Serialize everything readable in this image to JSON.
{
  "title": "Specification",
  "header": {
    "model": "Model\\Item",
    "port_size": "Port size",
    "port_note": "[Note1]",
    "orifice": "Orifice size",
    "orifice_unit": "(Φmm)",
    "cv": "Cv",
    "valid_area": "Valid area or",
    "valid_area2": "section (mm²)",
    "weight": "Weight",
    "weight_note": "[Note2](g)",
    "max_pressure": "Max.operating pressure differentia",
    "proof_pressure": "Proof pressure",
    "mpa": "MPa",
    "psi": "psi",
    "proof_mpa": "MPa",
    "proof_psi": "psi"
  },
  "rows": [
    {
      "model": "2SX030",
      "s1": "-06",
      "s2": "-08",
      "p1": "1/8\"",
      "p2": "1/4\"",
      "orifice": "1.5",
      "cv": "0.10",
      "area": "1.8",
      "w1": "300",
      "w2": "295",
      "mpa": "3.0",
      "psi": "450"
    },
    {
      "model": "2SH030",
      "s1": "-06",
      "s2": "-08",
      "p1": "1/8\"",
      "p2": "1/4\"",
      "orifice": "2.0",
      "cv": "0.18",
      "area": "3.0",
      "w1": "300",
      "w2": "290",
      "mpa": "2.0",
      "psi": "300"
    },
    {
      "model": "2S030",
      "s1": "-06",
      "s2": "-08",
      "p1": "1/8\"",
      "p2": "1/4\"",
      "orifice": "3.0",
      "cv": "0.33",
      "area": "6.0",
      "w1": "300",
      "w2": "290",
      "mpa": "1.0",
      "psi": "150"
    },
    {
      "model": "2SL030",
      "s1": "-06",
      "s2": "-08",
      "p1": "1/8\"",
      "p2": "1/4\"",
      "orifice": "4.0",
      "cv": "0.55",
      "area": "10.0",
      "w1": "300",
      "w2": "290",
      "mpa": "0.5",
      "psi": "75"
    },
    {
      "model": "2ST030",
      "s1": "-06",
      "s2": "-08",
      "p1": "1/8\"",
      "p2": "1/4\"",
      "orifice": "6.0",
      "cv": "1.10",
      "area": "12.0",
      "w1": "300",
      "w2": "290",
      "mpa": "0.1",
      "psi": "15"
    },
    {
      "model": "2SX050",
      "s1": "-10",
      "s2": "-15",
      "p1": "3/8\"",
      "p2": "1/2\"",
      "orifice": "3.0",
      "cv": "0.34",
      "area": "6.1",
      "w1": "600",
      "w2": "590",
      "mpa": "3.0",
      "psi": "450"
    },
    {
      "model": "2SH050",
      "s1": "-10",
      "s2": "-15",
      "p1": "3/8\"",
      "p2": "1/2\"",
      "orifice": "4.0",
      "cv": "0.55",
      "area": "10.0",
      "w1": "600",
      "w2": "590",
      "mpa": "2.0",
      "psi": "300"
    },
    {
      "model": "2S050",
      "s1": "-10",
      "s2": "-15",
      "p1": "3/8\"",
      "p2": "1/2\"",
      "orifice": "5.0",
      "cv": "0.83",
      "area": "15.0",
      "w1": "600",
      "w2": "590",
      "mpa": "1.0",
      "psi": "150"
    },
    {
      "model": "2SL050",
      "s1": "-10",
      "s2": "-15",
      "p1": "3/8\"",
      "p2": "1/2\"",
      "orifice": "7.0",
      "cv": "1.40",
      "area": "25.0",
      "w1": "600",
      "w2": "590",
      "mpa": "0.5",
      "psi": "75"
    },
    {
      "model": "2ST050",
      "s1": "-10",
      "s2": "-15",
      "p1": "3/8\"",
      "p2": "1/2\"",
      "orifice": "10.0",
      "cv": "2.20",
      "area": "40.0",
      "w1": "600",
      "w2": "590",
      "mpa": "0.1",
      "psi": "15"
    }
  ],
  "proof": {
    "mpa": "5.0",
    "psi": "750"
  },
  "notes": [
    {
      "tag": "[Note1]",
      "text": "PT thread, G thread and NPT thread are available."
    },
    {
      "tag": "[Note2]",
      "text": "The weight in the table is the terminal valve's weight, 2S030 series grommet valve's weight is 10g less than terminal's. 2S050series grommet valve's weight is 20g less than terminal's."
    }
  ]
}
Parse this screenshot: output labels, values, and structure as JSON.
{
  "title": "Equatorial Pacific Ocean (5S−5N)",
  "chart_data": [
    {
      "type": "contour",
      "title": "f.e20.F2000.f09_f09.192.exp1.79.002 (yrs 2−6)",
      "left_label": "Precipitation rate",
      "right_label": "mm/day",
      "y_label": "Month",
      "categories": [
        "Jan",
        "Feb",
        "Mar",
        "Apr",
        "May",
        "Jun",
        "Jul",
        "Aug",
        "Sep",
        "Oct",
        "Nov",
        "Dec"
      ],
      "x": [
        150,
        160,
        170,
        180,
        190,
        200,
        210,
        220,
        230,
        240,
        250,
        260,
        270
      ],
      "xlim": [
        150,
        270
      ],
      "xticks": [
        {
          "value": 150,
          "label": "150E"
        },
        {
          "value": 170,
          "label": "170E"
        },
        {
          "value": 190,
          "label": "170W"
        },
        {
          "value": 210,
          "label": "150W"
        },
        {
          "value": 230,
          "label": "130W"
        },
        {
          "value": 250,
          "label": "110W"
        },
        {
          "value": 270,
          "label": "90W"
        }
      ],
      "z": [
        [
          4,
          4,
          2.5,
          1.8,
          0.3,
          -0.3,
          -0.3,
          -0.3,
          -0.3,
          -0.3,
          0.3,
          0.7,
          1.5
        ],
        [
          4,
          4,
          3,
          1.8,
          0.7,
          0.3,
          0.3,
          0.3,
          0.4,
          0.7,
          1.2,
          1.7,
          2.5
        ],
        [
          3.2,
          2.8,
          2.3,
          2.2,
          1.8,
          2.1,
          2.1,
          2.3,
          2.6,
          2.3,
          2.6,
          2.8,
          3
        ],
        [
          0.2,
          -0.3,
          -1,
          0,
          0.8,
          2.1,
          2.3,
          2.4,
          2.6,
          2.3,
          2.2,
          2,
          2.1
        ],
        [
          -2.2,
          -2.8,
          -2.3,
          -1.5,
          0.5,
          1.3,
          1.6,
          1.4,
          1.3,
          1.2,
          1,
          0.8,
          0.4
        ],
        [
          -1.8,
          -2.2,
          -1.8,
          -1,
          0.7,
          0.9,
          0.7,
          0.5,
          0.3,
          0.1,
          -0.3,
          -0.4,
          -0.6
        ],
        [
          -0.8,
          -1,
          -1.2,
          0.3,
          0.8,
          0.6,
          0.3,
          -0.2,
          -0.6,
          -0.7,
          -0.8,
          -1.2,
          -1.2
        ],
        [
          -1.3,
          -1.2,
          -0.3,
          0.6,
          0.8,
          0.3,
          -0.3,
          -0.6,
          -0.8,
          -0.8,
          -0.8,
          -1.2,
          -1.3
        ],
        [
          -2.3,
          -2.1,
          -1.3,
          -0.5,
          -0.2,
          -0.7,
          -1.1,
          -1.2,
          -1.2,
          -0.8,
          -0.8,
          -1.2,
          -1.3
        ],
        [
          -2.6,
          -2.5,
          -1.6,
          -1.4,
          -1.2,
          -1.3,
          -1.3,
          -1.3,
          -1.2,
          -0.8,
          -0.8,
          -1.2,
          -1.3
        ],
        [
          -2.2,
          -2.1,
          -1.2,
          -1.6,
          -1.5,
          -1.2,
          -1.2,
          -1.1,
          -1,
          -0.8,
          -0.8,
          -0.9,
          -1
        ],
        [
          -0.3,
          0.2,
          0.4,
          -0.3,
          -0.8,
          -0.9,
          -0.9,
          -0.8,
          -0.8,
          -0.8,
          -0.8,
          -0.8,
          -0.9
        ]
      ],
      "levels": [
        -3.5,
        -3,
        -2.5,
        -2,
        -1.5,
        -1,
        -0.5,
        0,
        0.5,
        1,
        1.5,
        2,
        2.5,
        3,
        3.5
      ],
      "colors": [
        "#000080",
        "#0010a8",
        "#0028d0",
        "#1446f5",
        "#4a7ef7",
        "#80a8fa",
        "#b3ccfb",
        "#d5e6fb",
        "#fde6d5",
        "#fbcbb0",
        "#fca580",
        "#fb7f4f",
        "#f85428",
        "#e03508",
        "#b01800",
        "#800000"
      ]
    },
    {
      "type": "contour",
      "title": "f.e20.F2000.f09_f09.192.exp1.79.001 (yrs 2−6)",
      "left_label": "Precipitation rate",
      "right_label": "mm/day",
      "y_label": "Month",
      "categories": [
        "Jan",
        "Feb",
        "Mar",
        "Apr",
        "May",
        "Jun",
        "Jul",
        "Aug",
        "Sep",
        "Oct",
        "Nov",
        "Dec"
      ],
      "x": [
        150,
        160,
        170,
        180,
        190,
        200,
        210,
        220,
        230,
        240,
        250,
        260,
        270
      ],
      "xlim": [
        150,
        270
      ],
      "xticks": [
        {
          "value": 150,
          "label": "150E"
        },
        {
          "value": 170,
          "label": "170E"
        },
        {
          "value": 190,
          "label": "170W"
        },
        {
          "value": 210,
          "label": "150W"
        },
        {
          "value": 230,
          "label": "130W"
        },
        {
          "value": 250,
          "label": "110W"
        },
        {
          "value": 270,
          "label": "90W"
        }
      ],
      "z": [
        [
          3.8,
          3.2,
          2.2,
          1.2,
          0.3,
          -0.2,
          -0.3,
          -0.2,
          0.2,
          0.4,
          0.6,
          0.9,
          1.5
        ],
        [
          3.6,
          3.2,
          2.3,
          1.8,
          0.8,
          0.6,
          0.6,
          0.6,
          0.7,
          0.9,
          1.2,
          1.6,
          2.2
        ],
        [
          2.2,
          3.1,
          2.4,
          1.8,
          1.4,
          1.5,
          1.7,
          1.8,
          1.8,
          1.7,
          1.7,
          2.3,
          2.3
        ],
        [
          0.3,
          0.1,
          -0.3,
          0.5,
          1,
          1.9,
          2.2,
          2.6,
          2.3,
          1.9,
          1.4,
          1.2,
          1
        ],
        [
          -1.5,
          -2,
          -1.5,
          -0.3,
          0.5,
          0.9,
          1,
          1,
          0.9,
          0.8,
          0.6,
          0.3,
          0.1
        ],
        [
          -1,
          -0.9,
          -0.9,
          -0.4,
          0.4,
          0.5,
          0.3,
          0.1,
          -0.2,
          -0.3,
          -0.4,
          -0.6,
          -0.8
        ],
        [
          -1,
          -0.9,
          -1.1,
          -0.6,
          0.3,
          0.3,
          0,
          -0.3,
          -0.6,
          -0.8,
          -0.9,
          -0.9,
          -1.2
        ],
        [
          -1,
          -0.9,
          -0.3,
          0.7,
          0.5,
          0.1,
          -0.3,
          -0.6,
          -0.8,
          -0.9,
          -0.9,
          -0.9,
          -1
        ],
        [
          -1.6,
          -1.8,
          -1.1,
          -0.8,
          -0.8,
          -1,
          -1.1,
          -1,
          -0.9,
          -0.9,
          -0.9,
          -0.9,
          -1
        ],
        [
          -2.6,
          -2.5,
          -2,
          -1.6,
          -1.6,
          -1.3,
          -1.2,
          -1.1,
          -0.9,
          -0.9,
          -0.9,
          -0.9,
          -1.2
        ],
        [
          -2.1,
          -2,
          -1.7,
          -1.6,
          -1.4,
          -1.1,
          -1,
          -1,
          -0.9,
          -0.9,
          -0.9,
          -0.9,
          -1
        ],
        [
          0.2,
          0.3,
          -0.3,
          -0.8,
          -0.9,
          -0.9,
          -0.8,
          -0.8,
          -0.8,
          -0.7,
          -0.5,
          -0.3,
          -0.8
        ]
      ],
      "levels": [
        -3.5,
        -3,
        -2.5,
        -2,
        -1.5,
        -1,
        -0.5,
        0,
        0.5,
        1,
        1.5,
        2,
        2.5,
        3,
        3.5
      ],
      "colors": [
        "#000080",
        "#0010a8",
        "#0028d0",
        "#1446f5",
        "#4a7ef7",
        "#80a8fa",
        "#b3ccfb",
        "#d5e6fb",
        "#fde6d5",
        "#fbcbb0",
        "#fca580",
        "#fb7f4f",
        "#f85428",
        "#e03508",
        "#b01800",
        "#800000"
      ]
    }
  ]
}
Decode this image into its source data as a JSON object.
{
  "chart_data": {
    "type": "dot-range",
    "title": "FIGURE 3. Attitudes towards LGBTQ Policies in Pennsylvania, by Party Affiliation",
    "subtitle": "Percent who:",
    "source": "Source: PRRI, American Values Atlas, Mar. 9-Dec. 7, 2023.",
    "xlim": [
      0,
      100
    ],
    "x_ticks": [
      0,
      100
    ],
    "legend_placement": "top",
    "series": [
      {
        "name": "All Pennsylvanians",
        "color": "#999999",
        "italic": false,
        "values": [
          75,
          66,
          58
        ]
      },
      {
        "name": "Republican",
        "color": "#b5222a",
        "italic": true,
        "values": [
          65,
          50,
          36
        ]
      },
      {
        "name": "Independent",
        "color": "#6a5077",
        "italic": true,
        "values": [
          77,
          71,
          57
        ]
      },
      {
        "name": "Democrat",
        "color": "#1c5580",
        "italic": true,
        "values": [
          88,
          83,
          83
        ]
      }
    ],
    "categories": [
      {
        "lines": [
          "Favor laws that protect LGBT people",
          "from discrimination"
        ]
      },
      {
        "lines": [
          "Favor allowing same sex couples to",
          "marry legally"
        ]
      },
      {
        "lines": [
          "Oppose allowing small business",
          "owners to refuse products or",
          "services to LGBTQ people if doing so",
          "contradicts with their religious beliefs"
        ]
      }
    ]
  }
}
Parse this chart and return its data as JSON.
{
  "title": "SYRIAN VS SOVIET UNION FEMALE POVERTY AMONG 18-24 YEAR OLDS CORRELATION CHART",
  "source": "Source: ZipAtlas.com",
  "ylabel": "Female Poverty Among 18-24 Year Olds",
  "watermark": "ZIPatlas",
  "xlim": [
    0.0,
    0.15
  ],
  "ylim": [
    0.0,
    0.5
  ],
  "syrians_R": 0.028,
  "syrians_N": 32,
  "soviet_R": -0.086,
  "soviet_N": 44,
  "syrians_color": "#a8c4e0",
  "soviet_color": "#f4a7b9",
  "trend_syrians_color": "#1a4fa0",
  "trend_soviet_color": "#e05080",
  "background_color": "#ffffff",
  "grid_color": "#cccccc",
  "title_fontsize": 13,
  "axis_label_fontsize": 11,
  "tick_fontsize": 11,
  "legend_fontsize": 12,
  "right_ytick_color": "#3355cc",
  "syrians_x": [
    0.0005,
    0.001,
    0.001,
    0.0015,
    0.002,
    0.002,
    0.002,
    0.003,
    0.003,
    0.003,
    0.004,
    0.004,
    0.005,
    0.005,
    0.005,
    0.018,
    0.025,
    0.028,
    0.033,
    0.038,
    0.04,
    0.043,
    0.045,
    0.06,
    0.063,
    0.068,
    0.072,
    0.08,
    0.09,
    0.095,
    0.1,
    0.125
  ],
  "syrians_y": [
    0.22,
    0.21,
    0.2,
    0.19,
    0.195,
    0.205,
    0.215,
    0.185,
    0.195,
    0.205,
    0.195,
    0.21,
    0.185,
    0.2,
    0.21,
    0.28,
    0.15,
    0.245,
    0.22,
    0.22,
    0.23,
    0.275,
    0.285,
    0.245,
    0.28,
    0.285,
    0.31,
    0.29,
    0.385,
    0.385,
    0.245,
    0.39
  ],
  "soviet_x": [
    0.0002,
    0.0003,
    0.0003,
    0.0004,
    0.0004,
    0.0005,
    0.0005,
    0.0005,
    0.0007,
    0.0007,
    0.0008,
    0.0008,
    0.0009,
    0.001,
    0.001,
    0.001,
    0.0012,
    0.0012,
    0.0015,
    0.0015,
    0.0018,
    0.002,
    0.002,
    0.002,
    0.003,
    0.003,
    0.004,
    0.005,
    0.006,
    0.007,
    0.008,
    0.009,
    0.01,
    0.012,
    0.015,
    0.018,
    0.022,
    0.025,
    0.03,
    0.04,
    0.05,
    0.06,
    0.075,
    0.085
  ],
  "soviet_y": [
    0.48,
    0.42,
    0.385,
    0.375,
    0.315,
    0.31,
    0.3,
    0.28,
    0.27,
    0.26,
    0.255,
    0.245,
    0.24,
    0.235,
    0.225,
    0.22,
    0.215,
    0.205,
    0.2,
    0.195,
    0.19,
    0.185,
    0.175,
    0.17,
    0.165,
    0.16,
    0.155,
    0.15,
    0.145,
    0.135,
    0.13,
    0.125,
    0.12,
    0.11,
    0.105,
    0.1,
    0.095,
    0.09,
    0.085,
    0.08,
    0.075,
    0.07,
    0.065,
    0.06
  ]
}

## Requirement
Gather each line holding the string "allowing".

## Answer to this exercise
          "Favor allowing same sex couples to",
          "Oppose allowing small business",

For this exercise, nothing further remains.